■ The request ■
Show every line containing "INTERNAL" by copying it.

>>>

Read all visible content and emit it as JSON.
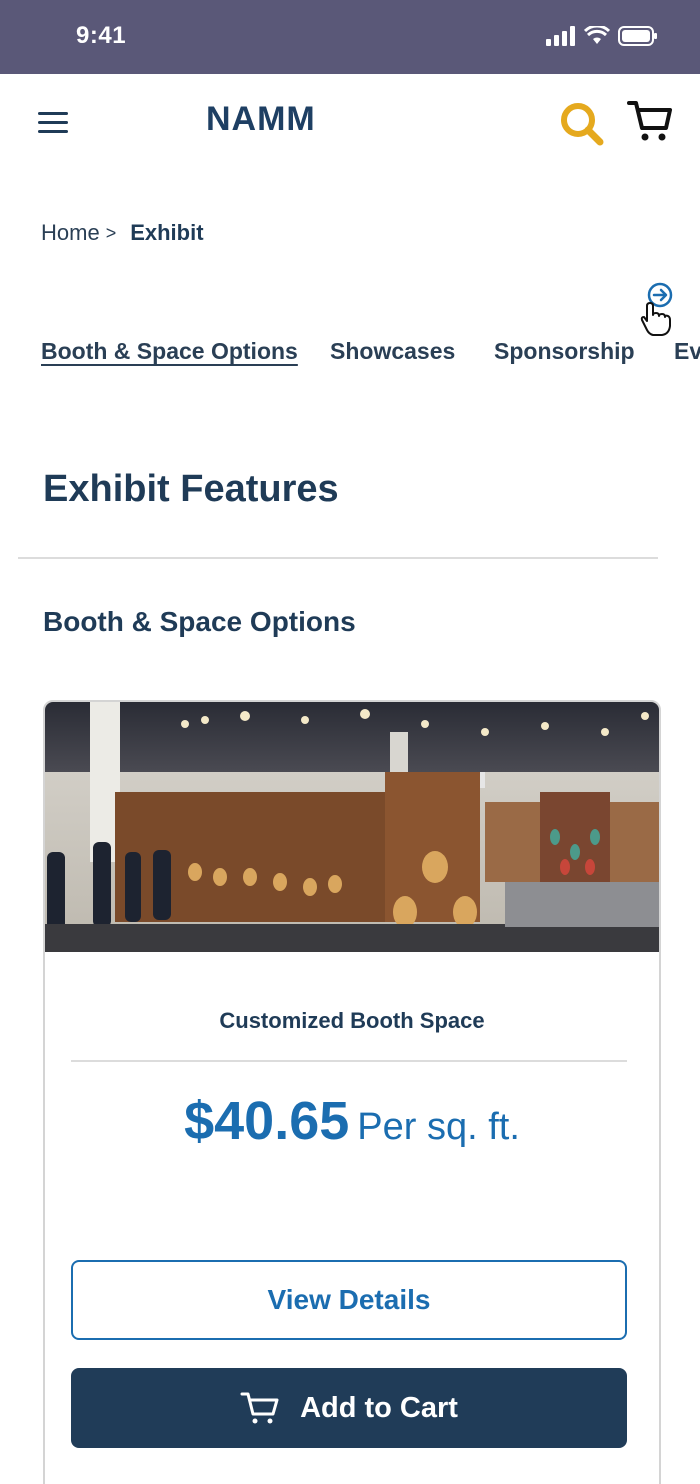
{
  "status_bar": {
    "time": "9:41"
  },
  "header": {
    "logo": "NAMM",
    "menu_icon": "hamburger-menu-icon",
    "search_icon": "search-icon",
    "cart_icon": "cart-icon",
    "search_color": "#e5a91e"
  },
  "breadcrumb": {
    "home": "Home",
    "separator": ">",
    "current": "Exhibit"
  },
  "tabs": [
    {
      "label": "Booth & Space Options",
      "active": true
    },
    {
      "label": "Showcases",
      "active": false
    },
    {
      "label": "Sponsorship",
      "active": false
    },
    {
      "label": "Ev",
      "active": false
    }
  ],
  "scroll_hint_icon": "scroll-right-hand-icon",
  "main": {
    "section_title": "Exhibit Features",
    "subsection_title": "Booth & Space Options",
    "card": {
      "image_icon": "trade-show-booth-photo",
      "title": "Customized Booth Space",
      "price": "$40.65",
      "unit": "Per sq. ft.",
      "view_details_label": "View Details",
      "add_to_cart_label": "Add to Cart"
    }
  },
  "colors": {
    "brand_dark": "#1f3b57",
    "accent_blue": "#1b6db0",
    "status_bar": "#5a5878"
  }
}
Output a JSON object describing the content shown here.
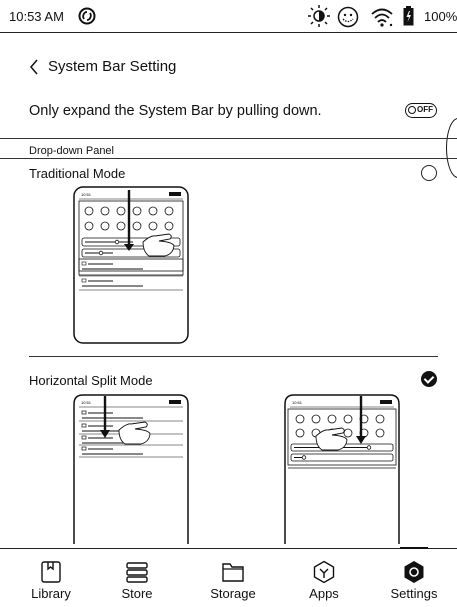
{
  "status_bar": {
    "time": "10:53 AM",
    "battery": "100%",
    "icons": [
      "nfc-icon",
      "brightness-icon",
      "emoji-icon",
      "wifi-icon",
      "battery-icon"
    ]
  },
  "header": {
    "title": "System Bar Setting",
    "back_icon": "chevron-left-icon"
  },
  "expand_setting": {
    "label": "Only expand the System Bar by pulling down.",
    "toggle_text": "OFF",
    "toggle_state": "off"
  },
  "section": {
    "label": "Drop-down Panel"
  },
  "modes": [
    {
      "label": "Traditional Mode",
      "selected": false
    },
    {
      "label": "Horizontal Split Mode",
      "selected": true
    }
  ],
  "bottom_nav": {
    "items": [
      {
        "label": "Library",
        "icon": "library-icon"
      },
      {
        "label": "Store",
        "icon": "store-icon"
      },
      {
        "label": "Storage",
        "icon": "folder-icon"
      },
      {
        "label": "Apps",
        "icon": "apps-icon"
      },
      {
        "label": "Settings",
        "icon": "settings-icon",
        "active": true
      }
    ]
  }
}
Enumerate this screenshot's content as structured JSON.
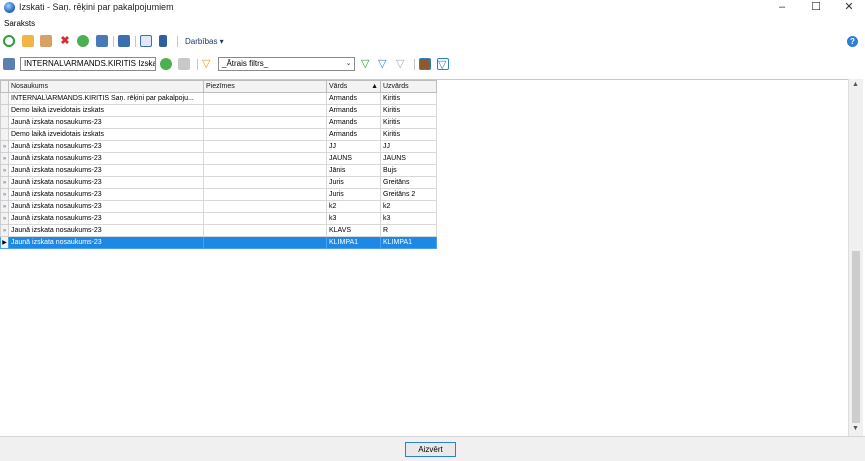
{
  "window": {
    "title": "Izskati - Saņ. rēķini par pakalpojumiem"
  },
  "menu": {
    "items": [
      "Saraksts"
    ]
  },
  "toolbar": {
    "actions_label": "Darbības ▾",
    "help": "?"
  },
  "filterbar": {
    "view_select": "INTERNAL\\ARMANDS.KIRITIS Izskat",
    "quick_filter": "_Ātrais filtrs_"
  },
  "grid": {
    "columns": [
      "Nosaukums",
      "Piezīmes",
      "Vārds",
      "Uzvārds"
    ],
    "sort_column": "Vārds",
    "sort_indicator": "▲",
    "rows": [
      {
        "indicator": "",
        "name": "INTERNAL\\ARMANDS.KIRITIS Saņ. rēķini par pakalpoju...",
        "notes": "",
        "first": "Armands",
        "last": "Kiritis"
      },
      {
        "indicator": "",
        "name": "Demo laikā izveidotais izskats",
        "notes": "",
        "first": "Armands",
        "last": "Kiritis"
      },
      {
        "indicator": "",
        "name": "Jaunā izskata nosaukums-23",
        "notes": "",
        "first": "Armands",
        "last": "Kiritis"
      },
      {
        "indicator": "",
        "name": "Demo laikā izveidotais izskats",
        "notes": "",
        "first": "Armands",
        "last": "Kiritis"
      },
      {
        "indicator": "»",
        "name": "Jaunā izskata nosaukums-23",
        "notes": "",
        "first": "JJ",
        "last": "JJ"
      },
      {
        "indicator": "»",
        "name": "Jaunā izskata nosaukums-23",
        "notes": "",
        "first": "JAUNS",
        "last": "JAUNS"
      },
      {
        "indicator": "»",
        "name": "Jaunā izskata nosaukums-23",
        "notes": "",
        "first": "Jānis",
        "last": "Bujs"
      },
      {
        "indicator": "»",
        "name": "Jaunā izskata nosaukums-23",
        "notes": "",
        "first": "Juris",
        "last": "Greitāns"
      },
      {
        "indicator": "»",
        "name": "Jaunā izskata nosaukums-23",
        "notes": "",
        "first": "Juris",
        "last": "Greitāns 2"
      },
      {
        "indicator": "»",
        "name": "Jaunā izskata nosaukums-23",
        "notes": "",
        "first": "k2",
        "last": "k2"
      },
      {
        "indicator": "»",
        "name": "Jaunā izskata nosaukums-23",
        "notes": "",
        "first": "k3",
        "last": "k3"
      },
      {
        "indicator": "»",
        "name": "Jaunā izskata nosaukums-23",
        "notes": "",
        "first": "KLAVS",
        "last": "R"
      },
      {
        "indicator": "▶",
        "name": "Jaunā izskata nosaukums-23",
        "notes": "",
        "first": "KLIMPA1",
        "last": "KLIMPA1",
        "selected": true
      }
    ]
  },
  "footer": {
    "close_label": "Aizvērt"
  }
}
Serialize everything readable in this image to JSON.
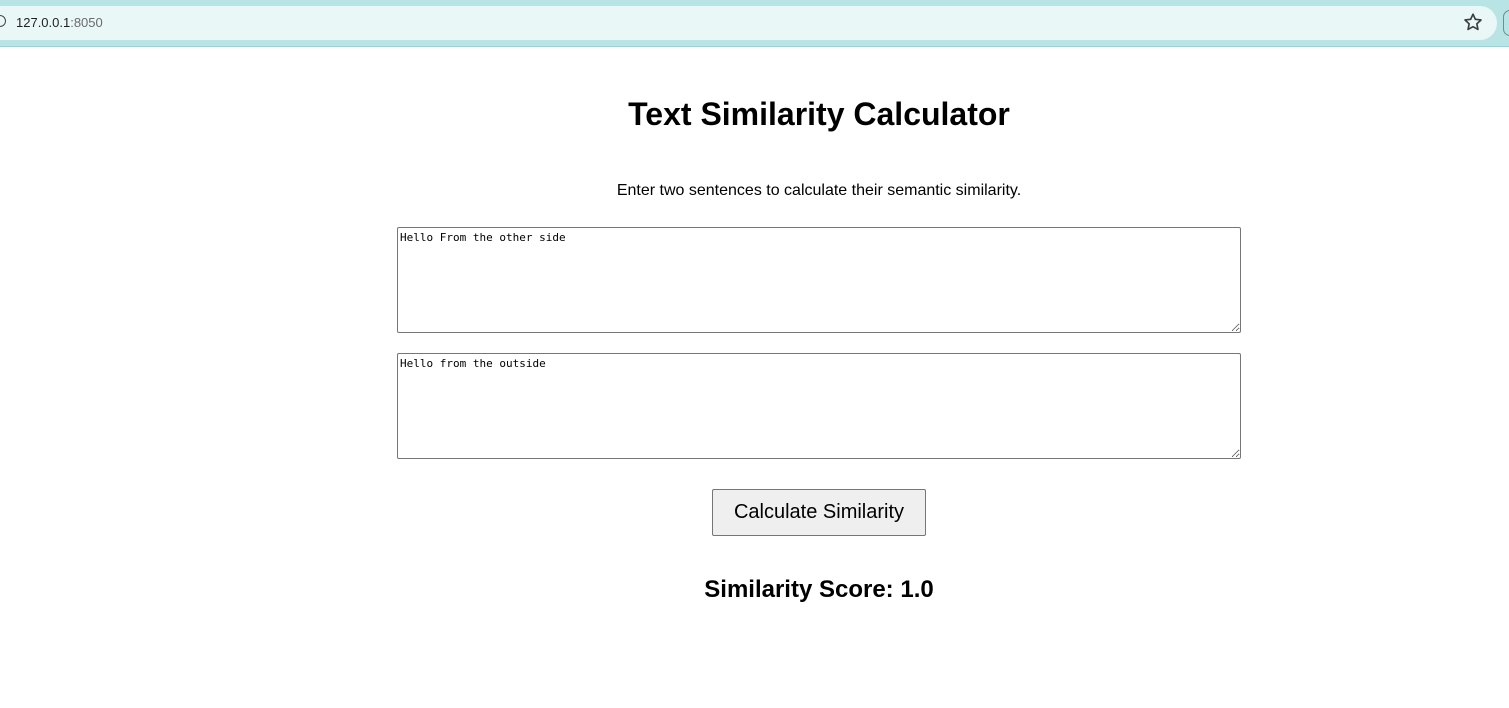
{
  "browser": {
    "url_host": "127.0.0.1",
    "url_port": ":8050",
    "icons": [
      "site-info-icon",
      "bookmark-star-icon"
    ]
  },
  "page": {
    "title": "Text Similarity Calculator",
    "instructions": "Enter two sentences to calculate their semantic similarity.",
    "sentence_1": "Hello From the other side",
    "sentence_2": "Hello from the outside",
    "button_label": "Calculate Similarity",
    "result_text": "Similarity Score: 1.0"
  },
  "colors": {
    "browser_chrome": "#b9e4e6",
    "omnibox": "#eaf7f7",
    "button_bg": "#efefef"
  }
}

<<<

■ Correct result ■
    "view_select": "INTERNAL\\ARMANDS.KIRITIS Izskat",
        "name": "INTERNAL\\ARMANDS.KIRITIS Saņ. rēķini par pakalpoju...",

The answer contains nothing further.